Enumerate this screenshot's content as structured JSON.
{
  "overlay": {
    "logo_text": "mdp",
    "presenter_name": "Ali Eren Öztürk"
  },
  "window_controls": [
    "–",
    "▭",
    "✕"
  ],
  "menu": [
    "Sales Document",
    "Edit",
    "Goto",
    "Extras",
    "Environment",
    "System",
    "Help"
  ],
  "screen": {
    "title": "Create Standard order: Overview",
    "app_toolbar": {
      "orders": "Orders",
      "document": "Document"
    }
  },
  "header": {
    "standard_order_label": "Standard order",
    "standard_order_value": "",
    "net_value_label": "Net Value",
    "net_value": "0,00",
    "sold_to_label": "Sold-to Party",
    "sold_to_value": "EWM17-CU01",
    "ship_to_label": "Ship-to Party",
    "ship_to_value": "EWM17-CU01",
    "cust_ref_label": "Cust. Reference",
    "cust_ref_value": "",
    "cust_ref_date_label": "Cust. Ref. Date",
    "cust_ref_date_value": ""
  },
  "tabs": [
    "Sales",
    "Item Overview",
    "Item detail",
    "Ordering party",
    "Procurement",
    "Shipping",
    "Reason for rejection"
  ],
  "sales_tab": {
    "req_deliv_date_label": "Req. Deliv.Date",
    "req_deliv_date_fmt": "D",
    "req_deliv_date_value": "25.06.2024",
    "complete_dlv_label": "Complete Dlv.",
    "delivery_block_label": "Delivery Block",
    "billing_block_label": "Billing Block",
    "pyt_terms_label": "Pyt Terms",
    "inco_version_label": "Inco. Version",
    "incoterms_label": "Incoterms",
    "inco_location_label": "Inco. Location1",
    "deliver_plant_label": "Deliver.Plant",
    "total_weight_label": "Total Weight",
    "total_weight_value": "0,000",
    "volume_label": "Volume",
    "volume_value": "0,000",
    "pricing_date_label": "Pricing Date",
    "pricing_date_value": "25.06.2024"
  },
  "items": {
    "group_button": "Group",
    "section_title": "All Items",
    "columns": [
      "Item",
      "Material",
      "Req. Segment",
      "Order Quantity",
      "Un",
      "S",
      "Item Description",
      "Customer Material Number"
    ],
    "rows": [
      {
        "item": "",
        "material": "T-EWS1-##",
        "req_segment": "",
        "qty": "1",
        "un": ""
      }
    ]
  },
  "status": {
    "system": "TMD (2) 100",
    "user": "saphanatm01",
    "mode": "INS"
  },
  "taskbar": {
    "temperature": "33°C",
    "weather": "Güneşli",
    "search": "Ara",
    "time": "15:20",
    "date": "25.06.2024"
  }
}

# # # # #

Problem details ->
Extract each line of the material exactly as it stands.

Output of the task ->
Enumerate this screenshot's content as structured JSON.
{
  "overlay": {
    "logo_text": "mdp",
    "presenter_name": "Ali Eren Öztürk"
  },
  "window_controls": [
    "–",
    "▭",
    "✕"
  ],
  "menu": [
    "Sales Document",
    "Edit",
    "Goto",
    "Extras",
    "Environment",
    "System",
    "Help"
  ],
  "screen": {
    "title": "Create Standard order: Overview",
    "app_toolbar": {
      "orders": "Orders",
      "document": "Document"
    }
  },
  "header": {
    "standard_order_label": "Standard order",
    "standard_order_value": "",
    "net_value_label": "Net Value",
    "net_value": "0,00",
    "sold_to_label": "Sold-to Party",
    "sold_to_value": "EWM17-CU01",
    "ship_to_label": "Ship-to Party",
    "ship_to_value": "EWM17-CU01",
    "cust_ref_label": "Cust. Reference",
    "cust_ref_value": "",
    "cust_ref_date_label": "Cust. Ref. Date",
    "cust_ref_date_value": ""
  },
  "tabs": [
    "Sales",
    "Item Overview",
    "Item detail",
    "Ordering party",
    "Procurement",
    "Shipping",
    "Reason for rejection"
  ],
  "sales_tab": {
    "req_deliv_date_label": "Req. Deliv.Date",
    "req_deliv_date_fmt": "D",
    "req_deliv_date_value": "25.06.2024",
    "complete_dlv_label": "Complete Dlv.",
    "delivery_block_label": "Delivery Block",
    "billing_block_label": "Billing Block",
    "pyt_terms_label": "Pyt Terms",
    "inco_version_label": "Inco. Version",
    "incoterms_label": "Incoterms",
    "inco_location_label": "Inco. Location1",
    "deliver_plant_label": "Deliver.Plant",
    "total_weight_label": "Total Weight",
    "total_weight_value": "0,000",
    "volume_label": "Volume",
    "volume_value": "0,000",
    "pricing_date_label": "Pricing Date",
    "pricing_date_value": "25.06.2024"
  },
  "items": {
    "group_button": "Group",
    "section_title": "All Items",
    "columns": [
      "Item",
      "Material",
      "Req. Segment",
      "Order Quantity",
      "Un",
      "S",
      "Item Description",
      "Customer Material Number"
    ],
    "rows": [
      {
        "item": "",
        "material": "T-EWS1-##",
        "req_segment": "",
        "qty": "1",
        "un": ""
      }
    ]
  },
  "status": {
    "system": "TMD (2) 100",
    "user": "saphanatm01",
    "mode": "INS"
  },
  "taskbar": {
    "temperature": "33°C",
    "weather": "Güneşli",
    "search": "Ara",
    "time": "15:20",
    "date": "25.06.2024"
  }
}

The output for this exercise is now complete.